**Exercise objective**
Reproduce every entry exactly and leave its pictures out.
——————————
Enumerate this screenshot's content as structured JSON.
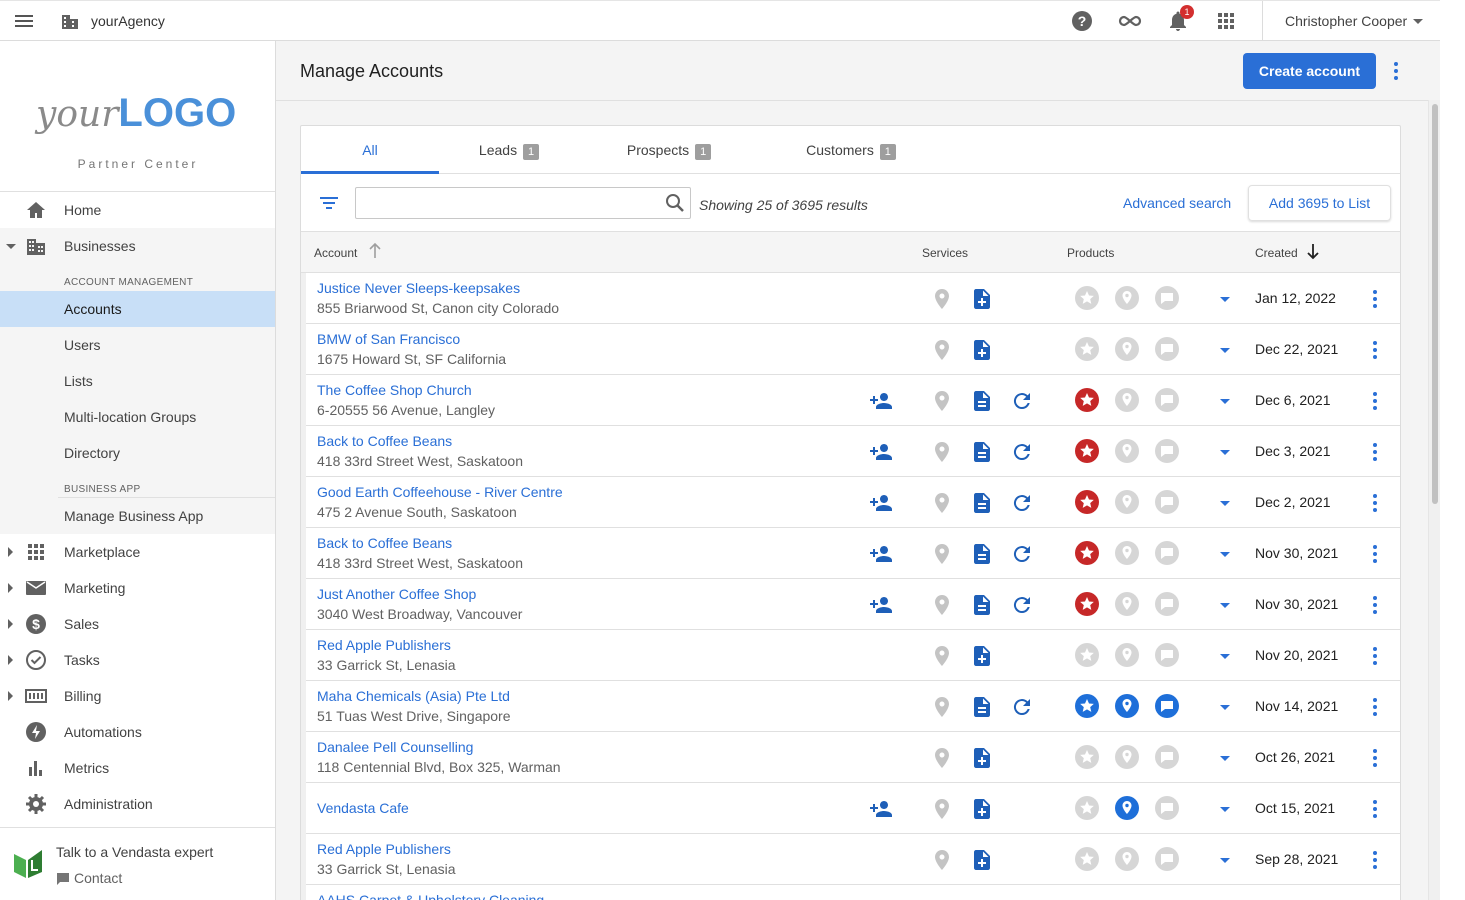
{
  "topbar": {
    "agency": "yourAgency",
    "notification_count": "1",
    "user_name": "Christopher Cooper"
  },
  "sidebar": {
    "logo_text_italic": "your",
    "logo_text_bold": "LOGO",
    "logo_subtitle": "Partner Center",
    "home": "Home",
    "businesses": "Businesses",
    "account_management_header": "ACCOUNT MANAGEMENT",
    "accounts": "Accounts",
    "users": "Users",
    "lists": "Lists",
    "multi_location": "Multi-location Groups",
    "directory": "Directory",
    "business_app_header": "BUSINESS APP",
    "manage_business_app": "Manage Business App",
    "marketplace": "Marketplace",
    "marketing": "Marketing",
    "sales": "Sales",
    "tasks": "Tasks",
    "billing": "Billing",
    "automations": "Automations",
    "metrics": "Metrics",
    "administration": "Administration",
    "talk_title": "Talk to a Vendasta expert",
    "contact": "Contact"
  },
  "page": {
    "title": "Manage Accounts",
    "create_button": "Create account"
  },
  "tabs": [
    {
      "label": "All",
      "count": ""
    },
    {
      "label": "Leads",
      "count": "1"
    },
    {
      "label": "Prospects",
      "count": "1"
    },
    {
      "label": "Customers",
      "count": "1"
    }
  ],
  "filter": {
    "search_placeholder": "",
    "showing": "Showing 25 of 3695 results",
    "advanced_search": "Advanced search",
    "add_to_list": "Add 3695 to List"
  },
  "columns": {
    "account": "Account",
    "services": "Services",
    "products": "Products",
    "created": "Created"
  },
  "colors": {
    "accent_blue": "#2a6fd6",
    "star_active_red": "#c62828",
    "inactive_grey": "#bdbdbd",
    "active_product_blue": "#1e6fd9"
  },
  "rows": [
    {
      "name": "Justice Never Sleeps-keepsakes",
      "address": "855 Briarwood St, Canon city Colorado",
      "date": "Jan 12, 2022",
      "person": false,
      "doc": "doc-add-icon",
      "refresh": false,
      "star": "inactive",
      "pin": "inactive",
      "chat": "inactive"
    },
    {
      "name": "BMW of San Francisco",
      "address": "1675 Howard St, SF California",
      "date": "Dec 22, 2021",
      "person": false,
      "doc": "doc-add-icon",
      "refresh": false,
      "star": "inactive",
      "pin": "inactive",
      "chat": "inactive"
    },
    {
      "name": "The Coffee Shop Church",
      "address": "6-20555 56 Avenue, Langley",
      "date": "Dec 6, 2021",
      "person": true,
      "doc": "doc-icon",
      "refresh": true,
      "star": "red",
      "pin": "inactive",
      "chat": "inactive"
    },
    {
      "name": "Back to Coffee Beans",
      "address": "418 33rd Street West, Saskatoon",
      "date": "Dec 3, 2021",
      "person": true,
      "doc": "doc-icon",
      "refresh": true,
      "star": "red",
      "pin": "inactive",
      "chat": "inactive"
    },
    {
      "name": "Good Earth Coffeehouse - River Centre",
      "address": "475 2 Avenue South, Saskatoon",
      "date": "Dec 2, 2021",
      "person": true,
      "doc": "doc-icon",
      "refresh": true,
      "star": "red",
      "pin": "inactive",
      "chat": "inactive"
    },
    {
      "name": "Back to Coffee Beans",
      "address": "418 33rd Street West, Saskatoon",
      "date": "Nov 30, 2021",
      "person": true,
      "doc": "doc-icon",
      "refresh": true,
      "star": "red",
      "pin": "inactive",
      "chat": "inactive"
    },
    {
      "name": "Just Another Coffee Shop",
      "address": "3040 West Broadway, Vancouver",
      "date": "Nov 30, 2021",
      "person": true,
      "doc": "doc-icon",
      "refresh": true,
      "star": "red",
      "pin": "inactive",
      "chat": "inactive"
    },
    {
      "name": "Red Apple Publishers",
      "address": "33 Garrick St, Lenasia",
      "date": "Nov 20, 2021",
      "person": false,
      "doc": "doc-add-icon",
      "refresh": false,
      "star": "inactive",
      "pin": "inactive",
      "chat": "inactive"
    },
    {
      "name": "Maha Chemicals (Asia) Pte Ltd",
      "address": "51 Tuas West Drive, Singapore",
      "date": "Nov 14, 2021",
      "person": false,
      "doc": "doc-icon",
      "refresh": true,
      "star": "blue",
      "pin": "blue",
      "chat": "blue"
    },
    {
      "name": "Danalee Pell Counselling",
      "address": "118 Centennial Blvd, Box 325, Warman",
      "date": "Oct 26, 2021",
      "person": false,
      "doc": "doc-add-icon",
      "refresh": false,
      "star": "inactive",
      "pin": "inactive",
      "chat": "inactive"
    },
    {
      "name": "Vendasta Cafe",
      "address": "",
      "date": "Oct 15, 2021",
      "person": true,
      "doc": "doc-add-icon",
      "refresh": false,
      "star": "inactive",
      "pin": "blue",
      "chat": "inactive"
    },
    {
      "name": "Red Apple Publishers",
      "address": "33 Garrick St, Lenasia",
      "date": "Sep 28, 2021",
      "person": false,
      "doc": "doc-add-icon",
      "refresh": false,
      "star": "inactive",
      "pin": "inactive",
      "chat": "inactive"
    },
    {
      "name": "AAHS Carpet & Upholstery Cleaning",
      "address": "",
      "date": "",
      "person": false,
      "doc": "",
      "refresh": false,
      "star": "",
      "pin": "",
      "chat": ""
    }
  ]
}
——————————
**Task result**
Enumerate this screenshot's content as structured JSON.
{
  "topbar": {
    "agency": "yourAgency",
    "notification_count": "1",
    "user_name": "Christopher Cooper"
  },
  "sidebar": {
    "logo_text_italic": "your",
    "logo_text_bold": "LOGO",
    "logo_subtitle": "Partner Center",
    "home": "Home",
    "businesses": "Businesses",
    "account_management_header": "ACCOUNT MANAGEMENT",
    "accounts": "Accounts",
    "users": "Users",
    "lists": "Lists",
    "multi_location": "Multi-location Groups",
    "directory": "Directory",
    "business_app_header": "BUSINESS APP",
    "manage_business_app": "Manage Business App",
    "marketplace": "Marketplace",
    "marketing": "Marketing",
    "sales": "Sales",
    "tasks": "Tasks",
    "billing": "Billing",
    "automations": "Automations",
    "metrics": "Metrics",
    "administration": "Administration",
    "talk_title": "Talk to a Vendasta expert",
    "contact": "Contact"
  },
  "page": {
    "title": "Manage Accounts",
    "create_button": "Create account"
  },
  "tabs": [
    {
      "label": "All",
      "count": ""
    },
    {
      "label": "Leads",
      "count": "1"
    },
    {
      "label": "Prospects",
      "count": "1"
    },
    {
      "label": "Customers",
      "count": "1"
    }
  ],
  "filter": {
    "search_placeholder": "",
    "showing": "Showing 25 of 3695 results",
    "advanced_search": "Advanced search",
    "add_to_list": "Add 3695 to List"
  },
  "columns": {
    "account": "Account",
    "services": "Services",
    "products": "Products",
    "created": "Created"
  },
  "colors": {
    "accent_blue": "#2a6fd6",
    "star_active_red": "#c62828",
    "inactive_grey": "#bdbdbd",
    "active_product_blue": "#1e6fd9"
  },
  "rows": [
    {
      "name": "Justice Never Sleeps-keepsakes",
      "address": "855 Briarwood St, Canon city Colorado",
      "date": "Jan 12, 2022",
      "person": false,
      "doc": "doc-add-icon",
      "refresh": false,
      "star": "inactive",
      "pin": "inactive",
      "chat": "inactive"
    },
    {
      "name": "BMW of San Francisco",
      "address": "1675 Howard St, SF California",
      "date": "Dec 22, 2021",
      "person": false,
      "doc": "doc-add-icon",
      "refresh": false,
      "star": "inactive",
      "pin": "inactive",
      "chat": "inactive"
    },
    {
      "name": "The Coffee Shop Church",
      "address": "6-20555 56 Avenue, Langley",
      "date": "Dec 6, 2021",
      "person": true,
      "doc": "doc-icon",
      "refresh": true,
      "star": "red",
      "pin": "inactive",
      "chat": "inactive"
    },
    {
      "name": "Back to Coffee Beans",
      "address": "418 33rd Street West, Saskatoon",
      "date": "Dec 3, 2021",
      "person": true,
      "doc": "doc-icon",
      "refresh": true,
      "star": "red",
      "pin": "inactive",
      "chat": "inactive"
    },
    {
      "name": "Good Earth Coffeehouse - River Centre",
      "address": "475 2 Avenue South, Saskatoon",
      "date": "Dec 2, 2021",
      "person": true,
      "doc": "doc-icon",
      "refresh": true,
      "star": "red",
      "pin": "inactive",
      "chat": "inactive"
    },
    {
      "name": "Back to Coffee Beans",
      "address": "418 33rd Street West, Saskatoon",
      "date": "Nov 30, 2021",
      "person": true,
      "doc": "doc-icon",
      "refresh": true,
      "star": "red",
      "pin": "inactive",
      "chat": "inactive"
    },
    {
      "name": "Just Another Coffee Shop",
      "address": "3040 West Broadway, Vancouver",
      "date": "Nov 30, 2021",
      "person": true,
      "doc": "doc-icon",
      "refresh": true,
      "star": "red",
      "pin": "inactive",
      "chat": "inactive"
    },
    {
      "name": "Red Apple Publishers",
      "address": "33 Garrick St, Lenasia",
      "date": "Nov 20, 2021",
      "person": false,
      "doc": "doc-add-icon",
      "refresh": false,
      "star": "inactive",
      "pin": "inactive",
      "chat": "inactive"
    },
    {
      "name": "Maha Chemicals (Asia) Pte Ltd",
      "address": "51 Tuas West Drive, Singapore",
      "date": "Nov 14, 2021",
      "person": false,
      "doc": "doc-icon",
      "refresh": true,
      "star": "blue",
      "pin": "blue",
      "chat": "blue"
    },
    {
      "name": "Danalee Pell Counselling",
      "address": "118 Centennial Blvd, Box 325, Warman",
      "date": "Oct 26, 2021",
      "person": false,
      "doc": "doc-add-icon",
      "refresh": false,
      "star": "inactive",
      "pin": "inactive",
      "chat": "inactive"
    },
    {
      "name": "Vendasta Cafe",
      "address": "",
      "date": "Oct 15, 2021",
      "person": true,
      "doc": "doc-add-icon",
      "refresh": false,
      "star": "inactive",
      "pin": "blue",
      "chat": "inactive"
    },
    {
      "name": "Red Apple Publishers",
      "address": "33 Garrick St, Lenasia",
      "date": "Sep 28, 2021",
      "person": false,
      "doc": "doc-add-icon",
      "refresh": false,
      "star": "inactive",
      "pin": "inactive",
      "chat": "inactive"
    },
    {
      "name": "AAHS Carpet & Upholstery Cleaning",
      "address": "",
      "date": "",
      "person": false,
      "doc": "",
      "refresh": false,
      "star": "",
      "pin": "",
      "chat": ""
    }
  ]
}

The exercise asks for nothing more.